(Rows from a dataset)
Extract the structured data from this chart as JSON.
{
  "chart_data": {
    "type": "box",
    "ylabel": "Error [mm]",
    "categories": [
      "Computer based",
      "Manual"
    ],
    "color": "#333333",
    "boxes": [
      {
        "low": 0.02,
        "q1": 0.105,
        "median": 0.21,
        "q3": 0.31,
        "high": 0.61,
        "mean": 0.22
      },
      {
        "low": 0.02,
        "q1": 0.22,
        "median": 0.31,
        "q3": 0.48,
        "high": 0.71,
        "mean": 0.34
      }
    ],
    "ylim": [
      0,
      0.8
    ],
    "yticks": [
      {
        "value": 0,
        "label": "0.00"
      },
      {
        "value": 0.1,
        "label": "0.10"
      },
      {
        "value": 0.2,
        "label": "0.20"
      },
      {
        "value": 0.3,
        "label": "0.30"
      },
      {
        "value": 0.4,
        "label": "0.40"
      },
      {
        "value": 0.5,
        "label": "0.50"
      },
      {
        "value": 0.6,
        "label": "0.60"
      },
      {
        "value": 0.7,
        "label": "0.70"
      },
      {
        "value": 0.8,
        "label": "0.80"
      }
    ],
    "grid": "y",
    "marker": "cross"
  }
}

Direction
Report how many lines of the records above contain the word "value", giving only the number.

Exercise solution
9